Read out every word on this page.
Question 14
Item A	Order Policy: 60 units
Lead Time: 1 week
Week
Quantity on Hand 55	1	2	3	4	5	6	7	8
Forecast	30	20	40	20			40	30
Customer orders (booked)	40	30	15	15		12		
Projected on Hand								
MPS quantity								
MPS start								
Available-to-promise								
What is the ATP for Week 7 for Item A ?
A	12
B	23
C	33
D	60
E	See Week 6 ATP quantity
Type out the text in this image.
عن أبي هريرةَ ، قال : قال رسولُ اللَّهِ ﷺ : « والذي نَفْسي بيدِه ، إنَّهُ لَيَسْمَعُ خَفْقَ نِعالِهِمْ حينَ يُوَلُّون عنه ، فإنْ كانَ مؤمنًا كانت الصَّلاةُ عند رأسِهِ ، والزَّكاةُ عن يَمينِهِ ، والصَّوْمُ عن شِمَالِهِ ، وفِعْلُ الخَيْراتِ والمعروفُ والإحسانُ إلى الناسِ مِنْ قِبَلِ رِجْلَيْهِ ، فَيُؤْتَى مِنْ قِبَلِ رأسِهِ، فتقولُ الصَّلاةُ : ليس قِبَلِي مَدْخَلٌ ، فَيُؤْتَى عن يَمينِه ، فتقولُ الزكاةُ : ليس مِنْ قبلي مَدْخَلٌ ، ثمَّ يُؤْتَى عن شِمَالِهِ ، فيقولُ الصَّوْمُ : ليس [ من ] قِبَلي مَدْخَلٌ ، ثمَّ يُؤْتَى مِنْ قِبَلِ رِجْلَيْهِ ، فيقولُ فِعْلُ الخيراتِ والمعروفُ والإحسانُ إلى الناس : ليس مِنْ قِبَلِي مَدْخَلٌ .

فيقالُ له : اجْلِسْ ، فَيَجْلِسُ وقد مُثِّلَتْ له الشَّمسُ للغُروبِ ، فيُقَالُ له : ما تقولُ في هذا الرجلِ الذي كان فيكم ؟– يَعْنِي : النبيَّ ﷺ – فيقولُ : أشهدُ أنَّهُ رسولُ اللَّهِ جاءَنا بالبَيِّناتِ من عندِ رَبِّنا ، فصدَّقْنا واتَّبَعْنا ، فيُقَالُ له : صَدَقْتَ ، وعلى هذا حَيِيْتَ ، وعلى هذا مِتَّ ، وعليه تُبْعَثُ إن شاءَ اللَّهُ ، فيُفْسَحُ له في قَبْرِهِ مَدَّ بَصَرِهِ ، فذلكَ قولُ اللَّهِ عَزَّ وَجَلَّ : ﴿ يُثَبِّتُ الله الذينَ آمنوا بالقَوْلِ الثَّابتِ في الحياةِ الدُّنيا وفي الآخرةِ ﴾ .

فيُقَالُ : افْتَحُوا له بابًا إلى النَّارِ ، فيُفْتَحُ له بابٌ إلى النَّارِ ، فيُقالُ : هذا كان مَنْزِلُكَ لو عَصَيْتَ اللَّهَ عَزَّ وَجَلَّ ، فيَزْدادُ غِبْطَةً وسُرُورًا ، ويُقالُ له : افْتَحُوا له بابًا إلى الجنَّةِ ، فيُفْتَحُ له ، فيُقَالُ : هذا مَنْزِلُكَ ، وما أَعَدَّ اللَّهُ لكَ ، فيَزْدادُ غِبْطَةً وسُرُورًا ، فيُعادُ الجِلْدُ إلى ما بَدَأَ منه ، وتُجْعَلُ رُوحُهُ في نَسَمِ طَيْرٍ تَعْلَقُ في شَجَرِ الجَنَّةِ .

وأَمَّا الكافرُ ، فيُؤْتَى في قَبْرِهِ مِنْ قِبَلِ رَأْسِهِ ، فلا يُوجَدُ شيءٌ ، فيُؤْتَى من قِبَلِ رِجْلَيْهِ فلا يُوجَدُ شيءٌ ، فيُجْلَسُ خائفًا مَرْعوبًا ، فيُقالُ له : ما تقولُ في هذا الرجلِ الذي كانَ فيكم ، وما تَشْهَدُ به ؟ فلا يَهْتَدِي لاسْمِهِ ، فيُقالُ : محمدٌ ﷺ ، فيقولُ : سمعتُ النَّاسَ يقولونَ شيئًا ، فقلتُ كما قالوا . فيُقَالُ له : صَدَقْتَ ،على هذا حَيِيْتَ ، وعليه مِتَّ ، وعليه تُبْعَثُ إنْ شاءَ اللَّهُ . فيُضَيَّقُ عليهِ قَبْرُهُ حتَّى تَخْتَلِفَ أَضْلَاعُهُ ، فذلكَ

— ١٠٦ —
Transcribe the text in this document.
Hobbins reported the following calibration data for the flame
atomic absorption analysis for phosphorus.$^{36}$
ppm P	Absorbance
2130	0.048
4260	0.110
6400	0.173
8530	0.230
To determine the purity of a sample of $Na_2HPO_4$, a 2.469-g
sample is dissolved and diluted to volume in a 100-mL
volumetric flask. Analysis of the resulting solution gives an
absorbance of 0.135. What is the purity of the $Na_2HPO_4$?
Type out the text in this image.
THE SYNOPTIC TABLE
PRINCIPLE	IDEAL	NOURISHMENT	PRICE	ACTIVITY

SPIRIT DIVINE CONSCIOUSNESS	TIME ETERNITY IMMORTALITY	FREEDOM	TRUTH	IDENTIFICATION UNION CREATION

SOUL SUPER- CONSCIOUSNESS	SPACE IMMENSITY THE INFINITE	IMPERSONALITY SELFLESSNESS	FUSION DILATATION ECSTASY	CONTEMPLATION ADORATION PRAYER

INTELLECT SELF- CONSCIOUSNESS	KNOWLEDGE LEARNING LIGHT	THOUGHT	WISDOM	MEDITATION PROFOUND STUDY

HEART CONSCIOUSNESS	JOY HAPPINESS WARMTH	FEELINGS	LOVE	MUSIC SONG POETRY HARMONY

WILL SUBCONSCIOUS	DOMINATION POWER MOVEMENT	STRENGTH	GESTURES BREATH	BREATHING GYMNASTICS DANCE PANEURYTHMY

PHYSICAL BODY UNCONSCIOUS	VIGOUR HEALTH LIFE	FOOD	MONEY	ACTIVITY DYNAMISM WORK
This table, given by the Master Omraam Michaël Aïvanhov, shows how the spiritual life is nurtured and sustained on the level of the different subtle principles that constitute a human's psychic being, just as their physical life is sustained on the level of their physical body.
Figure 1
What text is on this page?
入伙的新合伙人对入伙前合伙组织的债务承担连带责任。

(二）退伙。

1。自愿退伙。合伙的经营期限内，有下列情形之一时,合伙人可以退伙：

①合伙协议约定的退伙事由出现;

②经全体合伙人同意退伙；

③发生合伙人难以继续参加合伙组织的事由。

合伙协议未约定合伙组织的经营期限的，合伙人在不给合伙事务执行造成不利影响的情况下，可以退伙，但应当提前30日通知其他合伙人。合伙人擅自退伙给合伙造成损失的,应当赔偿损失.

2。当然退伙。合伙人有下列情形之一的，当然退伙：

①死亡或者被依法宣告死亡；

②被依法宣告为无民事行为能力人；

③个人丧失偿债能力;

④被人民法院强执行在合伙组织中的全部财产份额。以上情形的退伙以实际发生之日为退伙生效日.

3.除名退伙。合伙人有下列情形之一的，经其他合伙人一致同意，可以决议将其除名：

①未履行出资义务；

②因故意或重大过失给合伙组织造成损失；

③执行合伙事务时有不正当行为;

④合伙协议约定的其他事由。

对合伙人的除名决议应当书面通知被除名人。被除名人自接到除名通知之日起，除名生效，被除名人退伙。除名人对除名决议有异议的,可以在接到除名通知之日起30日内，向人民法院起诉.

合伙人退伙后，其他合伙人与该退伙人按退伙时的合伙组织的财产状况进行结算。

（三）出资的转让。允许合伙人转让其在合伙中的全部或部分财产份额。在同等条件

- [AIM OF THE TASK]: Write the material out exactly, with nothing left out.

- [RESPONSE TO THIS EXERCISE]:
Read out every word on this page.
Question 14
Item A	Order Policy: 60 units
Lead Time: 1 week
Week
Quantity on Hand 55	1	2	3	4	5	6	7	8
Forecast	30	20	40	20			40	30
Customer orders (booked)	40	30	15	15		12		
Projected on Hand								
MPS quantity								
MPS start								
Available-to-promise								
What is the ATP for Week 7 for Item A ?
A	12
B	23
C	33
D	60
E	See Week 6 ATP quantity
Type out the text in this image.
عن أبي هريرةَ ، قال : قال رسولُ اللَّهِ ﷺ : « والذي نَفْسي بيدِه ، إنَّهُ لَيَسْمَعُ خَفْقَ نِعالِهِمْ حينَ يُوَلُّون عنه ، فإنْ كانَ مؤمنًا كانت الصَّلاةُ عند رأسِهِ ، والزَّكاةُ عن يَمينِهِ ، والصَّوْمُ عن شِمَالِهِ ، وفِعْلُ الخَيْراتِ والمعروفُ والإحسانُ إلى الناسِ مِنْ قِبَلِ رِجْلَيْهِ ، فَيُؤْتَى مِنْ قِبَلِ رأسِهِ، فتقولُ الصَّلاةُ : ليس قِبَلِي مَدْخَلٌ ، فَيُؤْتَى عن يَمينِه ، فتقولُ الزكاةُ : ليس مِنْ قبلي مَدْخَلٌ ، ثمَّ يُؤْتَى عن شِمَالِهِ ، فيقولُ الصَّوْمُ : ليس [ من ] قِبَلي مَدْخَلٌ ، ثمَّ يُؤْتَى مِنْ قِبَلِ رِجْلَيْهِ ، فيقولُ فِعْلُ الخيراتِ والمعروفُ والإحسانُ إلى الناس : ليس مِنْ قِبَلِي مَدْخَلٌ .

فيقالُ له : اجْلِسْ ، فَيَجْلِسُ وقد مُثِّلَتْ له الشَّمسُ للغُروبِ ، فيُقَالُ له : ما تقولُ في هذا الرجلِ الذي كان فيكم ؟– يَعْنِي : النبيَّ ﷺ – فيقولُ : أشهدُ أنَّهُ رسولُ اللَّهِ جاءَنا بالبَيِّناتِ من عندِ رَبِّنا ، فصدَّقْنا واتَّبَعْنا ، فيُقَالُ له : صَدَقْتَ ، وعلى هذا حَيِيْتَ ، وعلى هذا مِتَّ ، وعليه تُبْعَثُ إن شاءَ اللَّهُ ، فيُفْسَحُ له في قَبْرِهِ مَدَّ بَصَرِهِ ، فذلكَ قولُ اللَّهِ عَزَّ وَجَلَّ : ﴿ يُثَبِّتُ الله الذينَ آمنوا بالقَوْلِ الثَّابتِ في الحياةِ الدُّنيا وفي الآخرةِ ﴾ .

فيُقَالُ : افْتَحُوا له بابًا إلى النَّارِ ، فيُفْتَحُ له بابٌ إلى النَّارِ ، فيُقالُ : هذا كان مَنْزِلُكَ لو عَصَيْتَ اللَّهَ عَزَّ وَجَلَّ ، فيَزْدادُ غِبْطَةً وسُرُورًا ، ويُقالُ له : افْتَحُوا له بابًا إلى الجنَّةِ ، فيُفْتَحُ له ، فيُقَالُ : هذا مَنْزِلُكَ ، وما أَعَدَّ اللَّهُ لكَ ، فيَزْدادُ غِبْطَةً وسُرُورًا ، فيُعادُ الجِلْدُ إلى ما بَدَأَ منه ، وتُجْعَلُ رُوحُهُ في نَسَمِ طَيْرٍ تَعْلَقُ في شَجَرِ الجَنَّةِ .

وأَمَّا الكافرُ ، فيُؤْتَى في قَبْرِهِ مِنْ قِبَلِ رَأْسِهِ ، فلا يُوجَدُ شيءٌ ، فيُؤْتَى من قِبَلِ رِجْلَيْهِ فلا يُوجَدُ شيءٌ ، فيُجْلَسُ خائفًا مَرْعوبًا ، فيُقالُ له : ما تقولُ في هذا الرجلِ الذي كانَ فيكم ، وما تَشْهَدُ به ؟ فلا يَهْتَدِي لاسْمِهِ ، فيُقالُ : محمدٌ ﷺ ، فيقولُ : سمعتُ النَّاسَ يقولونَ شيئًا ، فقلتُ كما قالوا . فيُقَالُ له : صَدَقْتَ ،على هذا حَيِيْتَ ، وعليه مِتَّ ، وعليه تُبْعَثُ إنْ شاءَ اللَّهُ . فيُضَيَّقُ عليهِ قَبْرُهُ حتَّى تَخْتَلِفَ أَضْلَاعُهُ ، فذلكَ

— ١٠٦ —
Transcribe the text in this document.
Hobbins reported the following calibration data for the flame
atomic absorption analysis for phosphorus.$^{36}$
ppm P	Absorbance
2130	0.048
4260	0.110
6400	0.173
8530	0.230
To determine the purity of a sample of $Na_2HPO_4$, a 2.469-g
sample is dissolved and diluted to volume in a 100-mL
volumetric flask. Analysis of the resulting solution gives an
absorbance of 0.135. What is the purity of the $Na_2HPO_4$?
Type out the text in this image.
THE SYNOPTIC TABLE
PRINCIPLE	IDEAL	NOURISHMENT	PRICE	ACTIVITY

SPIRIT DIVINE CONSCIOUSNESS	TIME ETERNITY IMMORTALITY	FREEDOM	TRUTH	IDENTIFICATION UNION CREATION

SOUL SUPER- CONSCIOUSNESS	SPACE IMMENSITY THE INFINITE	IMPERSONALITY SELFLESSNESS	FUSION DILATATION ECSTASY	CONTEMPLATION ADORATION PRAYER

INTELLECT SELF- CONSCIOUSNESS	KNOWLEDGE LEARNING LIGHT	THOUGHT	WISDOM	MEDITATION PROFOUND STUDY

HEART CONSCIOUSNESS	JOY HAPPINESS WARMTH	FEELINGS	LOVE	MUSIC SONG POETRY HARMONY

WILL SUBCONSCIOUS	DOMINATION POWER MOVEMENT	STRENGTH	GESTURES BREATH	BREATHING GYMNASTICS DANCE PANEURYTHMY

PHYSICAL BODY UNCONSCIOUS	VIGOUR HEALTH LIFE	FOOD	MONEY	ACTIVITY DYNAMISM WORK
This table, given by the Master Omraam Michaël Aïvanhov, shows how the spiritual life is nurtured and sustained on the level of the different subtle principles that constitute a human's psychic being, just as their physical life is sustained on the level of their physical body.
Figure 1
What text is on this page?
入伙的新合伙人对入伙前合伙组织的债务承担连带责任。

(二）退伙。

1。自愿退伙。合伙的经营期限内，有下列情形之一时,合伙人可以退伙：

①合伙协议约定的退伙事由出现;

②经全体合伙人同意退伙；

③发生合伙人难以继续参加合伙组织的事由。

合伙协议未约定合伙组织的经营期限的，合伙人在不给合伙事务执行造成不利影响的情况下，可以退伙，但应当提前30日通知其他合伙人。合伙人擅自退伙给合伙造成损失的,应当赔偿损失.

2。当然退伙。合伙人有下列情形之一的，当然退伙：

①死亡或者被依法宣告死亡；

②被依法宣告为无民事行为能力人；

③个人丧失偿债能力;

④被人民法院强执行在合伙组织中的全部财产份额。以上情形的退伙以实际发生之日为退伙生效日.

3.除名退伙。合伙人有下列情形之一的，经其他合伙人一致同意，可以决议将其除名：

①未履行出资义务；

②因故意或重大过失给合伙组织造成损失；

③执行合伙事务时有不正当行为;

④合伙协议约定的其他事由。

对合伙人的除名决议应当书面通知被除名人。被除名人自接到除名通知之日起，除名生效，被除名人退伙。除名人对除名决议有异议的,可以在接到除名通知之日起30日内，向人民法院起诉.

合伙人退伙后，其他合伙人与该退伙人按退伙时的合伙组织的财产状况进行结算。

（三）出资的转让。允许合伙人转让其在合伙中的全部或部分财产份额。在同等条件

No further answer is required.